Copy the data precisely, keeping every character.

◆ ◆ ◆ ◆ ◆

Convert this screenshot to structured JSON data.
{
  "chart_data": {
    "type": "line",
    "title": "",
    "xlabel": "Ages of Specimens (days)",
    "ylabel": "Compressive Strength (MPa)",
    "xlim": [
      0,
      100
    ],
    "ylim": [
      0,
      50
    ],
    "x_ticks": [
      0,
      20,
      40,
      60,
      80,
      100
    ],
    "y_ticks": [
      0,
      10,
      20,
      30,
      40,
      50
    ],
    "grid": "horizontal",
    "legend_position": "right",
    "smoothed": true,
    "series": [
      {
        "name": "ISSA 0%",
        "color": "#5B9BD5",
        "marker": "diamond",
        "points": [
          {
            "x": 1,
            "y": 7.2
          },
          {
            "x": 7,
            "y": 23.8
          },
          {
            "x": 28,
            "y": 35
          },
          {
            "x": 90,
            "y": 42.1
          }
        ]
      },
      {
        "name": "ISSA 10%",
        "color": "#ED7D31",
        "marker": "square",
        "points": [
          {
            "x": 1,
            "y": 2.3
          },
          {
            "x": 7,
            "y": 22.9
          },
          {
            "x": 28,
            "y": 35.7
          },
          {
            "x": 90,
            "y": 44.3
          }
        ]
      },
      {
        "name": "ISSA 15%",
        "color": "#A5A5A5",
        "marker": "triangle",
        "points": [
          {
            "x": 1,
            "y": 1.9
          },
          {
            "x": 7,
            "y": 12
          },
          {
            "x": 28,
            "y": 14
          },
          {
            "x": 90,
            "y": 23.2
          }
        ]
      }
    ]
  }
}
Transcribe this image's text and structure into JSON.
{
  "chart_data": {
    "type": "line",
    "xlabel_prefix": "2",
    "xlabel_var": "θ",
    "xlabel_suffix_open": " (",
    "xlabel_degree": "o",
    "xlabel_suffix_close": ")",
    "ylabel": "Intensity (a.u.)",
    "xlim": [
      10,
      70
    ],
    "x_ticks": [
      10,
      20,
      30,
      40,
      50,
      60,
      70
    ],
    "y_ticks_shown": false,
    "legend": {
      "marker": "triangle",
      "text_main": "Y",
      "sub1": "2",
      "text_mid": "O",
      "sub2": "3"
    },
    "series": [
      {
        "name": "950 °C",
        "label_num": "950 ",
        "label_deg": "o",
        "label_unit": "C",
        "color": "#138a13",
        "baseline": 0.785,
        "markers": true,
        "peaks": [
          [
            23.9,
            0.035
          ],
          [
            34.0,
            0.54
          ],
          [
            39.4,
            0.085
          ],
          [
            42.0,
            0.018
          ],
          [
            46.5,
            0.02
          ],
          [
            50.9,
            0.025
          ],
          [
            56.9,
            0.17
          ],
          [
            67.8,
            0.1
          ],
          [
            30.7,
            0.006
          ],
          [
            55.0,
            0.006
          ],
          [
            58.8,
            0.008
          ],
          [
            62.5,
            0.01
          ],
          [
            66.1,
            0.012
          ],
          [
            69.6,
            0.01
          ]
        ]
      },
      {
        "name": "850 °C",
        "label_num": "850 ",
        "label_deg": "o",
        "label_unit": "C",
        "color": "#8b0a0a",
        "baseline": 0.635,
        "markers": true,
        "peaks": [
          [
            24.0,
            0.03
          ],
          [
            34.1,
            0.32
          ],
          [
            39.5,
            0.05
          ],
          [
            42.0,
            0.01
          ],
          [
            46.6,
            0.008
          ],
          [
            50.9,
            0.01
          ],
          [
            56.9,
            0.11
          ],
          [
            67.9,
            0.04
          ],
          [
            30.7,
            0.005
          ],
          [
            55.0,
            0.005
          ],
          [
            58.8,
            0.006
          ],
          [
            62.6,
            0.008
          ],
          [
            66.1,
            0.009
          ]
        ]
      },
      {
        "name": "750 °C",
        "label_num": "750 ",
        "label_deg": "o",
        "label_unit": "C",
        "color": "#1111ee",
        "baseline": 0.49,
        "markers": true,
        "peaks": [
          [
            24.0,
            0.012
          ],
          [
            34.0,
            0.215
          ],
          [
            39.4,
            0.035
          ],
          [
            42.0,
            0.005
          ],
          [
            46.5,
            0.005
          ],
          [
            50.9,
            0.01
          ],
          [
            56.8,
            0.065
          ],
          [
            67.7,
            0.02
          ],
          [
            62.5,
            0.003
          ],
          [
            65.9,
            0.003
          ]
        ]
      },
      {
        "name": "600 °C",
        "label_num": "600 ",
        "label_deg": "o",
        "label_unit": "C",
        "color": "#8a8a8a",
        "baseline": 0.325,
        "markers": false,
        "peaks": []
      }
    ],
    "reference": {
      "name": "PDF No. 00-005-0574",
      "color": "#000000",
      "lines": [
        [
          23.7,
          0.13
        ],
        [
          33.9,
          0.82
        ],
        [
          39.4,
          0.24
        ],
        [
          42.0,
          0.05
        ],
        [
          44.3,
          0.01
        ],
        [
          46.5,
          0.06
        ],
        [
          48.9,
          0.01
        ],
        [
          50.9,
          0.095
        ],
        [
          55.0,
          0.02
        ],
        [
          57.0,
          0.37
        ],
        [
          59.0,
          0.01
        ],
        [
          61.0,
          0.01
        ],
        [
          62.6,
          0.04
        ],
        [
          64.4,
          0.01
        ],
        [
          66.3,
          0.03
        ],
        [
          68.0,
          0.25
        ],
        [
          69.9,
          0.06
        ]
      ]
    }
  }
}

◆ ◆ ◆ ◆ ◆

◆ The completed task ◆
Convert this screenshot to structured JSON data.
{
  "chart_data": {
    "type": "line",
    "title": "",
    "xlabel": "Ages of Specimens (days)",
    "ylabel": "Compressive Strength (MPa)",
    "xlim": [
      0,
      100
    ],
    "ylim": [
      0,
      50
    ],
    "x_ticks": [
      0,
      20,
      40,
      60,
      80,
      100
    ],
    "y_ticks": [
      0,
      10,
      20,
      30,
      40,
      50
    ],
    "grid": "horizontal",
    "legend_position": "right",
    "smoothed": true,
    "series": [
      {
        "name": "ISSA 0%",
        "color": "#5B9BD5",
        "marker": "diamond",
        "points": [
          {
            "x": 1,
            "y": 7.2
          },
          {
            "x": 7,
            "y": 23.8
          },
          {
            "x": 28,
            "y": 35
          },
          {
            "x": 90,
            "y": 42.1
          }
        ]
      },
      {
        "name": "ISSA 10%",
        "color": "#ED7D31",
        "marker": "square",
        "points": [
          {
            "x": 1,
            "y": 2.3
          },
          {
            "x": 7,
            "y": 22.9
          },
          {
            "x": 28,
            "y": 35.7
          },
          {
            "x": 90,
            "y": 44.3
          }
        ]
      },
      {
        "name": "ISSA 15%",
        "color": "#A5A5A5",
        "marker": "triangle",
        "points": [
          {
            "x": 1,
            "y": 1.9
          },
          {
            "x": 7,
            "y": 12
          },
          {
            "x": 28,
            "y": 14
          },
          {
            "x": 90,
            "y": 23.2
          }
        ]
      }
    ]
  }
}
Transcribe this image's text and structure into JSON.
{
  "chart_data": {
    "type": "line",
    "xlabel_prefix": "2",
    "xlabel_var": "θ",
    "xlabel_suffix_open": " (",
    "xlabel_degree": "o",
    "xlabel_suffix_close": ")",
    "ylabel": "Intensity (a.u.)",
    "xlim": [
      10,
      70
    ],
    "x_ticks": [
      10,
      20,
      30,
      40,
      50,
      60,
      70
    ],
    "y_ticks_shown": false,
    "legend": {
      "marker": "triangle",
      "text_main": "Y",
      "sub1": "2",
      "text_mid": "O",
      "sub2": "3"
    },
    "series": [
      {
        "name": "950 °C",
        "label_num": "950 ",
        "label_deg": "o",
        "label_unit": "C",
        "color": "#138a13",
        "baseline": 0.785,
        "markers": true,
        "peaks": [
          [
            23.9,
            0.035
          ],
          [
            34.0,
            0.54
          ],
          [
            39.4,
            0.085
          ],
          [
            42.0,
            0.018
          ],
          [
            46.5,
            0.02
          ],
          [
            50.9,
            0.025
          ],
          [
            56.9,
            0.17
          ],
          [
            67.8,
            0.1
          ],
          [
            30.7,
            0.006
          ],
          [
            55.0,
            0.006
          ],
          [
            58.8,
            0.008
          ],
          [
            62.5,
            0.01
          ],
          [
            66.1,
            0.012
          ],
          [
            69.6,
            0.01
          ]
        ]
      },
      {
        "name": "850 °C",
        "label_num": "850 ",
        "label_deg": "o",
        "label_unit": "C",
        "color": "#8b0a0a",
        "baseline": 0.635,
        "markers": true,
        "peaks": [
          [
            24.0,
            0.03
          ],
          [
            34.1,
            0.32
          ],
          [
            39.5,
            0.05
          ],
          [
            42.0,
            0.01
          ],
          [
            46.6,
            0.008
          ],
          [
            50.9,
            0.01
          ],
          [
            56.9,
            0.11
          ],
          [
            67.9,
            0.04
          ],
          [
            30.7,
            0.005
          ],
          [
            55.0,
            0.005
          ],
          [
            58.8,
            0.006
          ],
          [
            62.6,
            0.008
          ],
          [
            66.1,
            0.009
          ]
        ]
      },
      {
        "name": "750 °C",
        "label_num": "750 ",
        "label_deg": "o",
        "label_unit": "C",
        "color": "#1111ee",
        "baseline": 0.49,
        "markers": true,
        "peaks": [
          [
            24.0,
            0.012
          ],
          [
            34.0,
            0.215
          ],
          [
            39.4,
            0.035
          ],
          [
            42.0,
            0.005
          ],
          [
            46.5,
            0.005
          ],
          [
            50.9,
            0.01
          ],
          [
            56.8,
            0.065
          ],
          [
            67.7,
            0.02
          ],
          [
            62.5,
            0.003
          ],
          [
            65.9,
            0.003
          ]
        ]
      },
      {
        "name": "600 °C",
        "label_num": "600 ",
        "label_deg": "o",
        "label_unit": "C",
        "color": "#8a8a8a",
        "baseline": 0.325,
        "markers": false,
        "peaks": []
      }
    ],
    "reference": {
      "name": "PDF No. 00-005-0574",
      "color": "#000000",
      "lines": [
        [
          23.7,
          0.13
        ],
        [
          33.9,
          0.82
        ],
        [
          39.4,
          0.24
        ],
        [
          42.0,
          0.05
        ],
        [
          44.3,
          0.01
        ],
        [
          46.5,
          0.06
        ],
        [
          48.9,
          0.01
        ],
        [
          50.9,
          0.095
        ],
        [
          55.0,
          0.02
        ],
        [
          57.0,
          0.37
        ],
        [
          59.0,
          0.01
        ],
        [
          61.0,
          0.01
        ],
        [
          62.6,
          0.04
        ],
        [
          64.4,
          0.01
        ],
        [
          66.3,
          0.03
        ],
        [
          68.0,
          0.25
        ],
        [
          69.9,
          0.06
        ]
      ]
    }
  }
}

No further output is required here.